> **Short task**
Write out the whole listing word for word.
<<<<
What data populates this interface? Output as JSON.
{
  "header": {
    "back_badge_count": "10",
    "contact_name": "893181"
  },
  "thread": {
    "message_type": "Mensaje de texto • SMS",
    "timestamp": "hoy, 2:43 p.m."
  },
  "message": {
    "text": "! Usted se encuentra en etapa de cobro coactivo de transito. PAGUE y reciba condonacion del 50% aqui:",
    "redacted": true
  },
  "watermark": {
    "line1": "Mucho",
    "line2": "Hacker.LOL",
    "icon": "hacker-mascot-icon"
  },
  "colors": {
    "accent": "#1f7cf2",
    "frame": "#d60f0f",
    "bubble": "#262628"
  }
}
>>>>
> **Exercise answer**
What data populates this interface? Output as JSON.
{
  "header": {
    "back_badge_count": "10",
    "contact_name": "893181"
  },
  "thread": {
    "message_type": "Mensaje de texto • SMS",
    "timestamp": "hoy, 2:43 p.m."
  },
  "message": {
    "text": "! Usted se encuentra en etapa de cobro coactivo de transito. PAGUE y reciba condonacion del 50% aqui:",
    "redacted": true
  },
  "watermark": {
    "line1": "Mucho",
    "line2": "Hacker.LOL",
    "icon": "hacker-mascot-icon"
  },
  "colors": {
    "accent": "#1f7cf2",
    "frame": "#d60f0f",
    "bubble": "#262628"
  }
}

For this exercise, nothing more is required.